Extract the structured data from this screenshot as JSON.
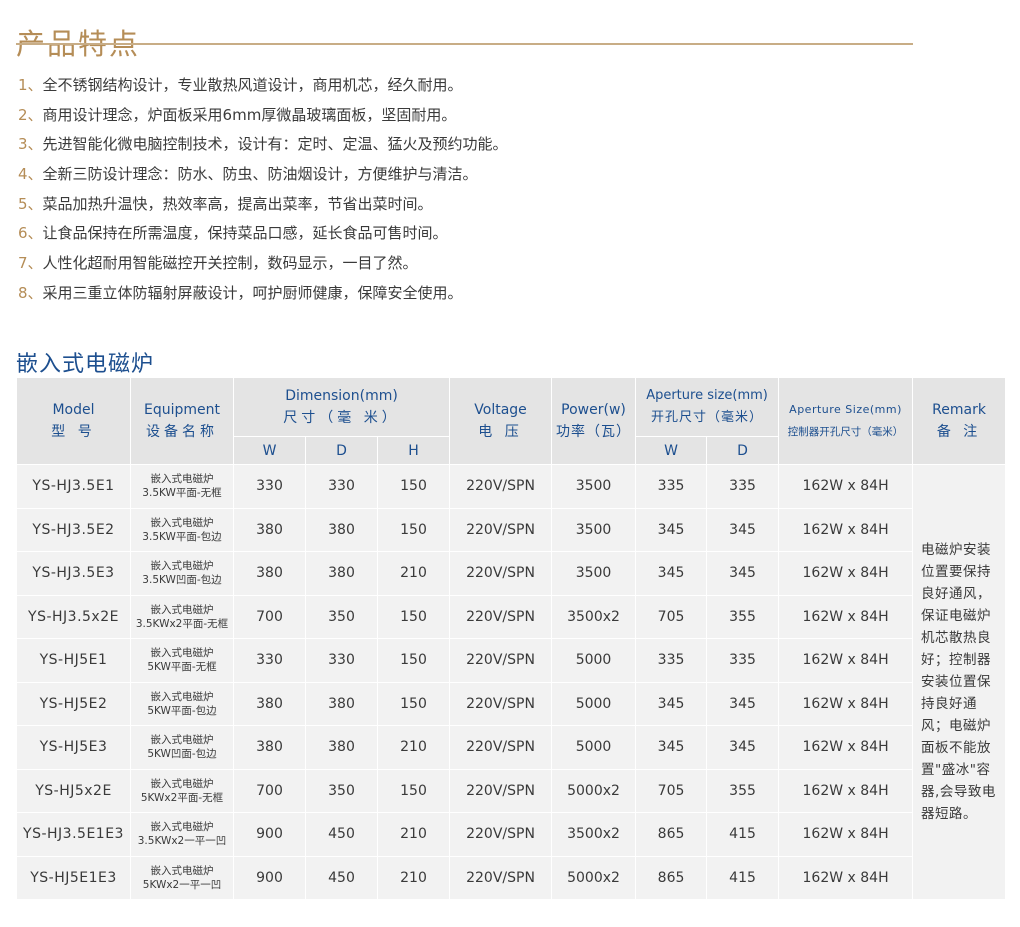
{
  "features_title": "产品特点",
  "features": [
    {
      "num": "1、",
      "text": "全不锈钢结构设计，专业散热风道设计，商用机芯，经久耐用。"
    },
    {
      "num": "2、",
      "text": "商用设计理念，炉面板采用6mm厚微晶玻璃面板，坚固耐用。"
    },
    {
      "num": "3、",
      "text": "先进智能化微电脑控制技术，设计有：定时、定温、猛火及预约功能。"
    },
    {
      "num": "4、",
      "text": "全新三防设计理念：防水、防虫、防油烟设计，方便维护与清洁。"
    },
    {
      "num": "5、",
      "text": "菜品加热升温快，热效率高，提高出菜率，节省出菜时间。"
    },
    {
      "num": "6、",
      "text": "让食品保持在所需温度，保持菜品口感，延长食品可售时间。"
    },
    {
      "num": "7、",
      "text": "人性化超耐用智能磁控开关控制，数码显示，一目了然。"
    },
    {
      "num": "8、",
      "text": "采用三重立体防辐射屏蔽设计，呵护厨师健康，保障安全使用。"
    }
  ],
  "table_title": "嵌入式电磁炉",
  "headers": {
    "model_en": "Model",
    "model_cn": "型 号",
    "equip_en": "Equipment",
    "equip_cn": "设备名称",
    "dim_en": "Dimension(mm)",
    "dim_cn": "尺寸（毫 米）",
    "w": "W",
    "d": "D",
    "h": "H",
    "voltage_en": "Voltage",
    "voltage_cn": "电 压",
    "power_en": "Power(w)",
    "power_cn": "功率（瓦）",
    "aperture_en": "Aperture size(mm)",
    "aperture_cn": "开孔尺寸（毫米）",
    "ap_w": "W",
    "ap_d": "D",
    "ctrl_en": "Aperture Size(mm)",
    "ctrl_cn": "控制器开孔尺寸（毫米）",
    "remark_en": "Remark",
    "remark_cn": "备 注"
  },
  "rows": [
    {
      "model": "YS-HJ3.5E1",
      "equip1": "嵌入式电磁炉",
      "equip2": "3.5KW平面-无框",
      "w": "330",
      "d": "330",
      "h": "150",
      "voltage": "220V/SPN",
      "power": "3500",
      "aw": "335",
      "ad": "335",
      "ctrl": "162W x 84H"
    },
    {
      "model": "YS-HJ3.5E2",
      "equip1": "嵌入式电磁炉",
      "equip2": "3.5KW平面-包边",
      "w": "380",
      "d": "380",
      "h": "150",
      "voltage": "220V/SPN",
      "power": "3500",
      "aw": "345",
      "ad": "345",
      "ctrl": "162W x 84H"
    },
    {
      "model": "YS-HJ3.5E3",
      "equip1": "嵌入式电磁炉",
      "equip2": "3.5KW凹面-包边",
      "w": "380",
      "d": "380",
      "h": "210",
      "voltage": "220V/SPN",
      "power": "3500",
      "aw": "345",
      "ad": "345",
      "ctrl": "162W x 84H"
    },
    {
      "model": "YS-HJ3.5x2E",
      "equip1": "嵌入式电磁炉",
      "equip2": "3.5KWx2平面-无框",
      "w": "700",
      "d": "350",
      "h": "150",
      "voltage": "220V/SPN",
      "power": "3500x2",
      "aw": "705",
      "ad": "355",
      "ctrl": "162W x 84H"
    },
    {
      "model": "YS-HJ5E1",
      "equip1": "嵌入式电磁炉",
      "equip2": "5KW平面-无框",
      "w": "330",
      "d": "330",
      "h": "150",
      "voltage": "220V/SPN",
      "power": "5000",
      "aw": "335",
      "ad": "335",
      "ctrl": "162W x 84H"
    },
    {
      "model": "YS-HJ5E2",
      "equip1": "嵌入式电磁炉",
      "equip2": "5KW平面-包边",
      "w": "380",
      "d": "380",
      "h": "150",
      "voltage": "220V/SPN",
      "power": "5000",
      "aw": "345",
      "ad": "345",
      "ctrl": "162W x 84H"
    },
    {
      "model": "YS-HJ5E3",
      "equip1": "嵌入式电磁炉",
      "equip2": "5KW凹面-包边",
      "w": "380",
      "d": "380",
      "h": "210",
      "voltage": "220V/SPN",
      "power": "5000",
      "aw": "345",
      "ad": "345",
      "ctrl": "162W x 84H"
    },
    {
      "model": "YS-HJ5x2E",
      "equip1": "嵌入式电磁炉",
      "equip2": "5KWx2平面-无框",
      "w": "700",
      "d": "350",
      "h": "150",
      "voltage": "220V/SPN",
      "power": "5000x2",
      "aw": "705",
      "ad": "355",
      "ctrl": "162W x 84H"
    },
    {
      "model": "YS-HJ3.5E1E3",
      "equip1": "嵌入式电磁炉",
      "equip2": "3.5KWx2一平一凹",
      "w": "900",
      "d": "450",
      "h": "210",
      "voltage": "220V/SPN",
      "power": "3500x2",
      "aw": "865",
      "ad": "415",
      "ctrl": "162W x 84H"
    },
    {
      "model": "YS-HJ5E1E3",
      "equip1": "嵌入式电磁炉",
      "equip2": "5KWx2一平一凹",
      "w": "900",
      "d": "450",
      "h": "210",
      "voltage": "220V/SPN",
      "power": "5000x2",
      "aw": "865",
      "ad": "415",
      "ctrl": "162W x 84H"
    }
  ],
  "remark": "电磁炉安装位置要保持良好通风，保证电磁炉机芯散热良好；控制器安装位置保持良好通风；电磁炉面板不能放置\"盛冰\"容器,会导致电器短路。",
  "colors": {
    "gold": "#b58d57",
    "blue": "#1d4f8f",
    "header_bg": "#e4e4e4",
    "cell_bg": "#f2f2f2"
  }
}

## YOUR OBJECTIVE
The records above need to be given again exactly. Omit the pictures.

## PROBLEM SOLUTION
Extract the structured data from this screenshot as JSON.
{
  "features_title": "产品特点",
  "features": [
    {
      "num": "1、",
      "text": "全不锈钢结构设计，专业散热风道设计，商用机芯，经久耐用。"
    },
    {
      "num": "2、",
      "text": "商用设计理念，炉面板采用6mm厚微晶玻璃面板，坚固耐用。"
    },
    {
      "num": "3、",
      "text": "先进智能化微电脑控制技术，设计有：定时、定温、猛火及预约功能。"
    },
    {
      "num": "4、",
      "text": "全新三防设计理念：防水、防虫、防油烟设计，方便维护与清洁。"
    },
    {
      "num": "5、",
      "text": "菜品加热升温快，热效率高，提高出菜率，节省出菜时间。"
    },
    {
      "num": "6、",
      "text": "让食品保持在所需温度，保持菜品口感，延长食品可售时间。"
    },
    {
      "num": "7、",
      "text": "人性化超耐用智能磁控开关控制，数码显示，一目了然。"
    },
    {
      "num": "8、",
      "text": "采用三重立体防辐射屏蔽设计，呵护厨师健康，保障安全使用。"
    }
  ],
  "table_title": "嵌入式电磁炉",
  "headers": {
    "model_en": "Model",
    "model_cn": "型 号",
    "equip_en": "Equipment",
    "equip_cn": "设备名称",
    "dim_en": "Dimension(mm)",
    "dim_cn": "尺寸（毫 米）",
    "w": "W",
    "d": "D",
    "h": "H",
    "voltage_en": "Voltage",
    "voltage_cn": "电 压",
    "power_en": "Power(w)",
    "power_cn": "功率（瓦）",
    "aperture_en": "Aperture size(mm)",
    "aperture_cn": "开孔尺寸（毫米）",
    "ap_w": "W",
    "ap_d": "D",
    "ctrl_en": "Aperture Size(mm)",
    "ctrl_cn": "控制器开孔尺寸（毫米）",
    "remark_en": "Remark",
    "remark_cn": "备 注"
  },
  "rows": [
    {
      "model": "YS-HJ3.5E1",
      "equip1": "嵌入式电磁炉",
      "equip2": "3.5KW平面-无框",
      "w": "330",
      "d": "330",
      "h": "150",
      "voltage": "220V/SPN",
      "power": "3500",
      "aw": "335",
      "ad": "335",
      "ctrl": "162W x 84H"
    },
    {
      "model": "YS-HJ3.5E2",
      "equip1": "嵌入式电磁炉",
      "equip2": "3.5KW平面-包边",
      "w": "380",
      "d": "380",
      "h": "150",
      "voltage": "220V/SPN",
      "power": "3500",
      "aw": "345",
      "ad": "345",
      "ctrl": "162W x 84H"
    },
    {
      "model": "YS-HJ3.5E3",
      "equip1": "嵌入式电磁炉",
      "equip2": "3.5KW凹面-包边",
      "w": "380",
      "d": "380",
      "h": "210",
      "voltage": "220V/SPN",
      "power": "3500",
      "aw": "345",
      "ad": "345",
      "ctrl": "162W x 84H"
    },
    {
      "model": "YS-HJ3.5x2E",
      "equip1": "嵌入式电磁炉",
      "equip2": "3.5KWx2平面-无框",
      "w": "700",
      "d": "350",
      "h": "150",
      "voltage": "220V/SPN",
      "power": "3500x2",
      "aw": "705",
      "ad": "355",
      "ctrl": "162W x 84H"
    },
    {
      "model": "YS-HJ5E1",
      "equip1": "嵌入式电磁炉",
      "equip2": "5KW平面-无框",
      "w": "330",
      "d": "330",
      "h": "150",
      "voltage": "220V/SPN",
      "power": "5000",
      "aw": "335",
      "ad": "335",
      "ctrl": "162W x 84H"
    },
    {
      "model": "YS-HJ5E2",
      "equip1": "嵌入式电磁炉",
      "equip2": "5KW平面-包边",
      "w": "380",
      "d": "380",
      "h": "150",
      "voltage": "220V/SPN",
      "power": "5000",
      "aw": "345",
      "ad": "345",
      "ctrl": "162W x 84H"
    },
    {
      "model": "YS-HJ5E3",
      "equip1": "嵌入式电磁炉",
      "equip2": "5KW凹面-包边",
      "w": "380",
      "d": "380",
      "h": "210",
      "voltage": "220V/SPN",
      "power": "5000",
      "aw": "345",
      "ad": "345",
      "ctrl": "162W x 84H"
    },
    {
      "model": "YS-HJ5x2E",
      "equip1": "嵌入式电磁炉",
      "equip2": "5KWx2平面-无框",
      "w": "700",
      "d": "350",
      "h": "150",
      "voltage": "220V/SPN",
      "power": "5000x2",
      "aw": "705",
      "ad": "355",
      "ctrl": "162W x 84H"
    },
    {
      "model": "YS-HJ3.5E1E3",
      "equip1": "嵌入式电磁炉",
      "equip2": "3.5KWx2一平一凹",
      "w": "900",
      "d": "450",
      "h": "210",
      "voltage": "220V/SPN",
      "power": "3500x2",
      "aw": "865",
      "ad": "415",
      "ctrl": "162W x 84H"
    },
    {
      "model": "YS-HJ5E1E3",
      "equip1": "嵌入式电磁炉",
      "equip2": "5KWx2一平一凹",
      "w": "900",
      "d": "450",
      "h": "210",
      "voltage": "220V/SPN",
      "power": "5000x2",
      "aw": "865",
      "ad": "415",
      "ctrl": "162W x 84H"
    }
  ],
  "remark": "电磁炉安装位置要保持良好通风，保证电磁炉机芯散热良好；控制器安装位置保持良好通风；电磁炉面板不能放置\"盛冰\"容器,会导致电器短路。",
  "colors": {
    "gold": "#b58d57",
    "blue": "#1d4f8f",
    "header_bg": "#e4e4e4",
    "cell_bg": "#f2f2f2"
  }
}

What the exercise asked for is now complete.